TASK DATA:
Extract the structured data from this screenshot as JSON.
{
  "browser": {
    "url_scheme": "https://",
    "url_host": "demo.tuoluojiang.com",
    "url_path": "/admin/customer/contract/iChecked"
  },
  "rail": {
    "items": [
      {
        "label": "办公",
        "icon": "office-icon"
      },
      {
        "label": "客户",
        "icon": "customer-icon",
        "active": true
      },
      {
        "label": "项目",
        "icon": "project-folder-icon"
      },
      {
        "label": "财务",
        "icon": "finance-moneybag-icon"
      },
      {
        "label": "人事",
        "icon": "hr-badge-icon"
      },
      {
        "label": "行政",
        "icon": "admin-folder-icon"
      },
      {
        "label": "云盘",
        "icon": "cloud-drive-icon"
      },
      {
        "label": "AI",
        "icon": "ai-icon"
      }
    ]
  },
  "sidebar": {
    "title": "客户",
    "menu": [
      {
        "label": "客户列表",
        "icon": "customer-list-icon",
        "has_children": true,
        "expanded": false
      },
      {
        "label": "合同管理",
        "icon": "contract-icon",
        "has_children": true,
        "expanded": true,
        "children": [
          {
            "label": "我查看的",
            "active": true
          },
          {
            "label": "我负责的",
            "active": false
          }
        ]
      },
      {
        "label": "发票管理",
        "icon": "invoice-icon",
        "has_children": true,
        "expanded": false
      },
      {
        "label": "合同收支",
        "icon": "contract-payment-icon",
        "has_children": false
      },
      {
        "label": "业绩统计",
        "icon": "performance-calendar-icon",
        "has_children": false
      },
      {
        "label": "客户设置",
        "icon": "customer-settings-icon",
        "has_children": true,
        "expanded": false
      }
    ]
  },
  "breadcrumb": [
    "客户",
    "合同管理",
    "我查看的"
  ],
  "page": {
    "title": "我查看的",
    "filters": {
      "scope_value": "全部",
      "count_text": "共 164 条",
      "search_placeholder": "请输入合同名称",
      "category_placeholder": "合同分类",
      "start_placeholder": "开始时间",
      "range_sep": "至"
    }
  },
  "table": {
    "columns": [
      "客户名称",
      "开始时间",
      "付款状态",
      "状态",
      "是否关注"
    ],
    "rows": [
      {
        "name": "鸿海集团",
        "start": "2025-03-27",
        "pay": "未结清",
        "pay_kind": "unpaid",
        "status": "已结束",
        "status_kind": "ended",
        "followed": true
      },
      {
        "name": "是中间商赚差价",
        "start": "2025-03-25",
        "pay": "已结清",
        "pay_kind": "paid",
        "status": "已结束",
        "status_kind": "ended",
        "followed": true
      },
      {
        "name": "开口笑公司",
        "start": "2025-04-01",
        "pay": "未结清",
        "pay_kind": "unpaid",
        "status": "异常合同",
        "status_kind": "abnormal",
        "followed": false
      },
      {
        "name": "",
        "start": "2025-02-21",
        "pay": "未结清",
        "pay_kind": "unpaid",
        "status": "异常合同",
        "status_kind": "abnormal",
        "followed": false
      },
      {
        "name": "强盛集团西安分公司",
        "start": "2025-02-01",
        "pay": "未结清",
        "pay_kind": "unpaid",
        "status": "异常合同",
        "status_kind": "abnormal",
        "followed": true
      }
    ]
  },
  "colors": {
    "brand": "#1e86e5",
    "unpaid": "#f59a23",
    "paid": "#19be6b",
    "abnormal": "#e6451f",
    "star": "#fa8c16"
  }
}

INSTRUCTIONS TO FOLLOW: Write the material out exactly, with nothing left out.

ANSWER FOR THIS EXERCISE:
Extract the structured data from this screenshot as JSON.
{
  "browser": {
    "url_scheme": "https://",
    "url_host": "demo.tuoluojiang.com",
    "url_path": "/admin/customer/contract/iChecked"
  },
  "rail": {
    "items": [
      {
        "label": "办公",
        "icon": "office-icon"
      },
      {
        "label": "客户",
        "icon": "customer-icon",
        "active": true
      },
      {
        "label": "项目",
        "icon": "project-folder-icon"
      },
      {
        "label": "财务",
        "icon": "finance-moneybag-icon"
      },
      {
        "label": "人事",
        "icon": "hr-badge-icon"
      },
      {
        "label": "行政",
        "icon": "admin-folder-icon"
      },
      {
        "label": "云盘",
        "icon": "cloud-drive-icon"
      },
      {
        "label": "AI",
        "icon": "ai-icon"
      }
    ]
  },
  "sidebar": {
    "title": "客户",
    "menu": [
      {
        "label": "客户列表",
        "icon": "customer-list-icon",
        "has_children": true,
        "expanded": false
      },
      {
        "label": "合同管理",
        "icon": "contract-icon",
        "has_children": true,
        "expanded": true,
        "children": [
          {
            "label": "我查看的",
            "active": true
          },
          {
            "label": "我负责的",
            "active": false
          }
        ]
      },
      {
        "label": "发票管理",
        "icon": "invoice-icon",
        "has_children": true,
        "expanded": false
      },
      {
        "label": "合同收支",
        "icon": "contract-payment-icon",
        "has_children": false
      },
      {
        "label": "业绩统计",
        "icon": "performance-calendar-icon",
        "has_children": false
      },
      {
        "label": "客户设置",
        "icon": "customer-settings-icon",
        "has_children": true,
        "expanded": false
      }
    ]
  },
  "breadcrumb": [
    "客户",
    "合同管理",
    "我查看的"
  ],
  "page": {
    "title": "我查看的",
    "filters": {
      "scope_value": "全部",
      "count_text": "共 164 条",
      "search_placeholder": "请输入合同名称",
      "category_placeholder": "合同分类",
      "start_placeholder": "开始时间",
      "range_sep": "至"
    }
  },
  "table": {
    "columns": [
      "客户名称",
      "开始时间",
      "付款状态",
      "状态",
      "是否关注"
    ],
    "rows": [
      {
        "name": "鸿海集团",
        "start": "2025-03-27",
        "pay": "未结清",
        "pay_kind": "unpaid",
        "status": "已结束",
        "status_kind": "ended",
        "followed": true
      },
      {
        "name": "是中间商赚差价",
        "start": "2025-03-25",
        "pay": "已结清",
        "pay_kind": "paid",
        "status": "已结束",
        "status_kind": "ended",
        "followed": true
      },
      {
        "name": "开口笑公司",
        "start": "2025-04-01",
        "pay": "未结清",
        "pay_kind": "unpaid",
        "status": "异常合同",
        "status_kind": "abnormal",
        "followed": false
      },
      {
        "name": "",
        "start": "2025-02-21",
        "pay": "未结清",
        "pay_kind": "unpaid",
        "status": "异常合同",
        "status_kind": "abnormal",
        "followed": false
      },
      {
        "name": "强盛集团西安分公司",
        "start": "2025-02-01",
        "pay": "未结清",
        "pay_kind": "unpaid",
        "status": "异常合同",
        "status_kind": "abnormal",
        "followed": true
      }
    ]
  },
  "colors": {
    "brand": "#1e86e5",
    "unpaid": "#f59a23",
    "paid": "#19be6b",
    "abnormal": "#e6451f",
    "star": "#fa8c16"
  }
}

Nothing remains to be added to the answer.